The Company or Minera Juanicipio may be subject to litigation, the disposition of which could negatively affect the Company’s profits to varying degrees.

 

All industries, including the mining industry, are subject to legal claims, with and without merit. Due to the nature of its business, each of the Company and Minera Juanicipio may, in the future, be subject to claims (including class action claims and claims from government regulatory bodies) based on allegations of negligence, breach of statutory duty, public nuisance or private nuisance or otherwise in connection with its operations or investigations relating thereto. Defense and settlement costs can be substantial, even with respect to claims that have no merit. Due to the inherent uncertainty of the litigation process, the litigation process could take away from management time and effort and there can be no assurance that the resolution of any particular legal proceeding will not have a material adverse effect on the Company’s operations and financial position. Results of litigation are inherently uncertain and there can be no assurances as to the final outcome. The Company’s liability insurance may not fully cover such claims. See also “The Company holds its Juanicipio Project interest through a joint venture and therefore may be adversely impacted by disputes with its joint venture partner”.

 

Environmental regulations are becoming more onerous to comply with, and the cost of compliance with environmental regulations and changes in such regulations may reduce the profitability of the Company’s operations and Minera Juanicipio’s operations.

 

Environmental legislation on a global basis is evolving in a manner that will ensure stricter standards and enforcement, increased fines and penalties for non-compliance, more stringent environmental assessment of proposed development, the possibility of affected parties pursuing class action lawsuits and a higher level of responsibility for companies and their officers, directors and employees. The Company’s operations and the operations of Minera Juanicipio at the Juanicipio Project are subject to environmental regulations promulgated by government agencies from time to time. Environmental legislation provides for restrictions and prohibitions of spills, release or emission of various substances produced in association with certain mining industry operations, such as seepage from tailing disposal areas, which could result in environmental pollution. Failure to comply with such legislation may result in the imposition of fines and penalties. In addition, certain types of operations require submissions to and approval of environmental impact assessments. Environmental legislation is evolving in a manner which means stricter standards and enforcement, and more stringent fines and penalties for non-compliance. Environmental assessments of proposed projects carry a heightened degree of responsibility for companies and directors, officers and employees. The cost of compliance with environmental regulations and changes in such regulations may reduce the profitability of the Company’s operations and the operations of Minera Juanicipio. Compliance with environmental laws and regulations may require significant capital outlays on behalf of the Company and Minera Juanicipio and may cause material changes or delays in the Company’s and Minera Juanicipio’s intended activities. The environmental impact assessments may impose the condition to the Company or Minera Juanicipio of obtaining the authorization from the indigenous communities where the mining activities are to be carried out.

* Task statement
Reproduce the risk-factor passage word for word between "The Company or Minera Juanicipio may" and "to varying degrees.", inclusive.

* Entries supplied
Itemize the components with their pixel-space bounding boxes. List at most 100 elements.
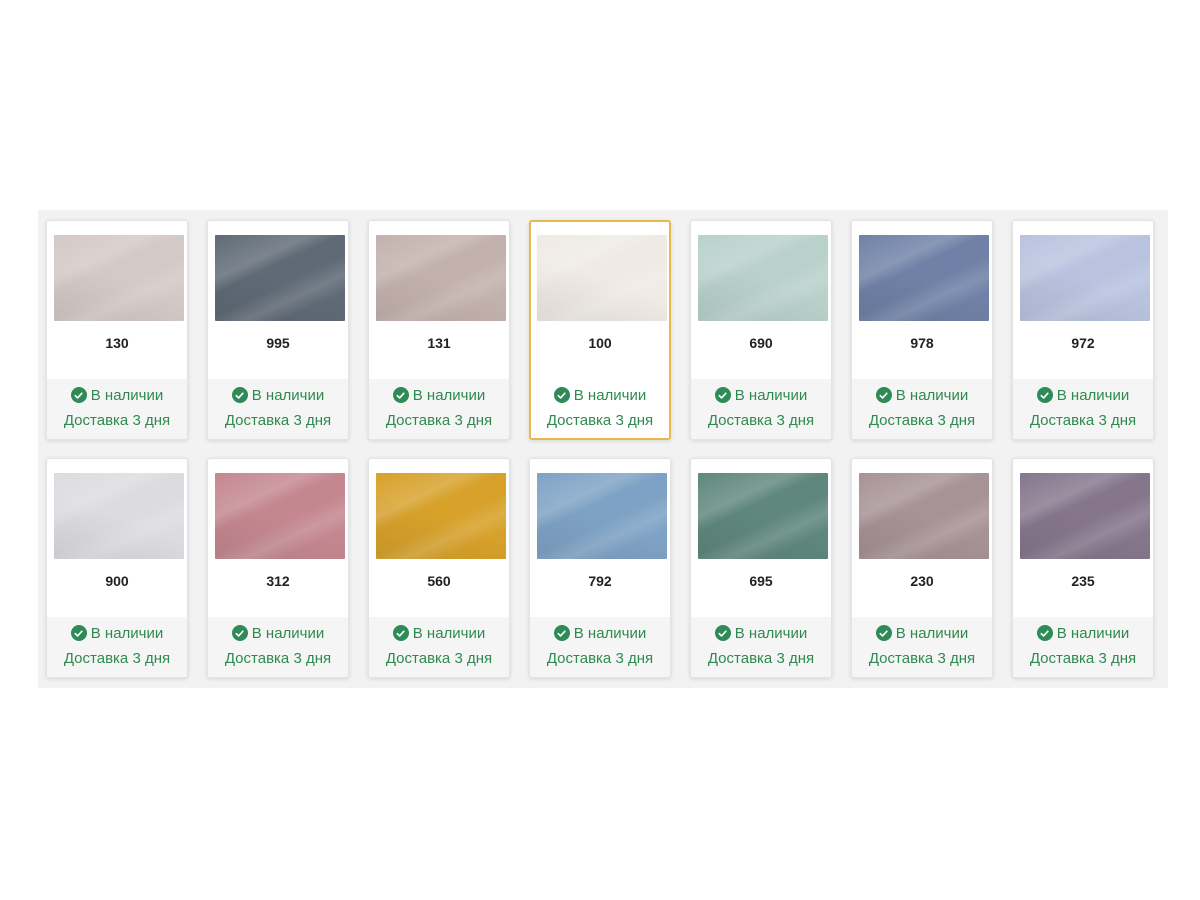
stock-label: В наличии [90, 624, 164, 642]
availability-block: В наличии Доставка 3 дня [47, 617, 187, 677]
color-code: 312 [266, 573, 290, 589]
color-card-792[interactable]: 792 В наличии Доставка 3 дня [529, 458, 671, 678]
stock-label: В наличии [412, 624, 486, 642]
fabric-swatch [54, 235, 184, 321]
color-card-131[interactable]: 131 В наличии Доставка 3 дня [368, 220, 510, 440]
delivery-label: Доставка 3 дня [224, 412, 332, 429]
fabric-swatch [54, 473, 184, 559]
check-circle-icon [714, 387, 731, 403]
delivery-label: Доставка 3 дня [707, 650, 815, 667]
availability-block: В наличии Доставка 3 дня [369, 379, 509, 439]
stock-label: В наличии [1056, 386, 1130, 404]
stock-status: В наличии [47, 621, 187, 645]
availability-block: В наличии Доставка 3 дня [852, 379, 992, 439]
availability-block: В наличии Доставка 3 дня [208, 379, 348, 439]
stock-status: В наличии [531, 383, 669, 407]
check-circle-icon [1036, 387, 1053, 403]
color-code: 900 [105, 573, 129, 589]
availability-block: В наличии Доставка 3 дня [531, 379, 669, 438]
color-code: 130 [105, 335, 129, 351]
color-code: 690 [749, 335, 773, 351]
stock-status: В наличии [208, 383, 348, 407]
color-code: 230 [910, 573, 934, 589]
stock-status: В наличии [208, 621, 348, 645]
stock-label: В наличии [895, 624, 969, 642]
stock-status: В наличии [369, 383, 509, 407]
color-code: 560 [427, 573, 451, 589]
fabric-swatch [537, 473, 667, 559]
check-circle-icon [231, 387, 248, 403]
color-code: 131 [427, 335, 451, 351]
delivery-label: Доставка 3 дня [63, 412, 171, 429]
stock-status: В наличии [691, 383, 831, 407]
delivery-label: Доставка 3 дня [1029, 412, 1137, 429]
check-circle-icon [231, 625, 248, 641]
check-circle-icon [875, 387, 892, 403]
color-card-690[interactable]: 690 В наличии Доставка 3 дня [690, 220, 832, 440]
availability-block: В наличии Доставка 3 дня [208, 617, 348, 677]
availability-block: В наличии Доставка 3 дня [1013, 617, 1153, 677]
fabric-swatch [537, 235, 667, 321]
stock-label: В наличии [1056, 624, 1130, 642]
availability-block: В наличии Доставка 3 дня [369, 617, 509, 677]
check-circle-icon [70, 625, 87, 641]
color-code: 995 [266, 335, 290, 351]
check-circle-icon [553, 625, 570, 641]
fabric-swatch [859, 473, 989, 559]
color-card-972[interactable]: 972 В наличии Доставка 3 дня [1012, 220, 1154, 440]
color-card-130[interactable]: 130 В наличии Доставка 3 дня [46, 220, 188, 440]
stock-label: В наличии [412, 386, 486, 404]
color-card-230[interactable]: 230 В наличии Доставка 3 дня [851, 458, 993, 678]
delivery-label: Доставка 3 дня [63, 650, 171, 667]
delivery-label: Доставка 3 дня [385, 412, 493, 429]
stock-label: В наличии [734, 624, 808, 642]
fabric-swatch [376, 235, 506, 321]
stock-status: В наличии [530, 621, 670, 645]
color-code: 972 [1071, 335, 1095, 351]
stock-status: В наличии [852, 621, 992, 645]
check-circle-icon [392, 625, 409, 641]
fabric-swatch [1020, 473, 1150, 559]
delivery-label: Доставка 3 дня [868, 412, 976, 429]
check-circle-icon [392, 387, 409, 403]
delivery-label: Доставка 3 дня [546, 412, 654, 429]
fabric-swatch [215, 473, 345, 559]
color-card-560[interactable]: 560 В наличии Доставка 3 дня [368, 458, 510, 678]
stock-status: В наличии [369, 621, 509, 645]
delivery-label: Доставка 3 дня [1029, 650, 1137, 667]
color-code: 100 [588, 335, 612, 351]
check-circle-icon [714, 625, 731, 641]
availability-block: В наличии Доставка 3 дня [691, 379, 831, 439]
stock-status: В наличии [47, 383, 187, 407]
availability-block: В наличии Доставка 3 дня [1013, 379, 1153, 439]
check-circle-icon [1036, 625, 1053, 641]
delivery-label: Доставка 3 дня [385, 650, 493, 667]
color-card-900[interactable]: 900 В наличии Доставка 3 дня [46, 458, 188, 678]
color-code: 792 [588, 573, 612, 589]
availability-block: В наличии Доставка 3 дня [530, 617, 670, 677]
stock-label: В наличии [251, 386, 325, 404]
stock-status: В наличии [1013, 383, 1153, 407]
availability-block: В наличии Доставка 3 дня [691, 617, 831, 677]
fabric-swatch [1020, 235, 1150, 321]
color-card-312[interactable]: 312 В наличии Доставка 3 дня [207, 458, 349, 678]
availability-block: В наличии Доставка 3 дня [47, 379, 187, 439]
stock-status: В наличии [1013, 621, 1153, 645]
fabric-swatch [698, 235, 828, 321]
check-circle-icon [70, 387, 87, 403]
check-circle-icon [553, 387, 570, 403]
fabric-swatch [376, 473, 506, 559]
stock-label: В наличии [251, 624, 325, 642]
color-card-235[interactable]: 235 В наличии Доставка 3 дня [1012, 458, 1154, 678]
color-card-100[interactable]: 100 В наличии Доставка 3 дня [529, 220, 671, 440]
fabric-swatch [859, 235, 989, 321]
delivery-label: Доставка 3 дня [868, 650, 976, 667]
stock-status: В наличии [852, 383, 992, 407]
color-card-995[interactable]: 995 В наличии Доставка 3 дня [207, 220, 349, 440]
delivery-label: Доставка 3 дня [707, 412, 815, 429]
stock-status: В наличии [691, 621, 831, 645]
fabric-swatch [215, 235, 345, 321]
fabric-swatch [698, 473, 828, 559]
color-card-695[interactable]: 695 В наличии Доставка 3 дня [690, 458, 832, 678]
color-card-978[interactable]: 978 В наличии Доставка 3 дня [851, 220, 993, 440]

* Result of this task
The Company or Minera Juanicipio may be subject to litigation, the disposition of which could negatively affect the Company’s profits to varying degrees.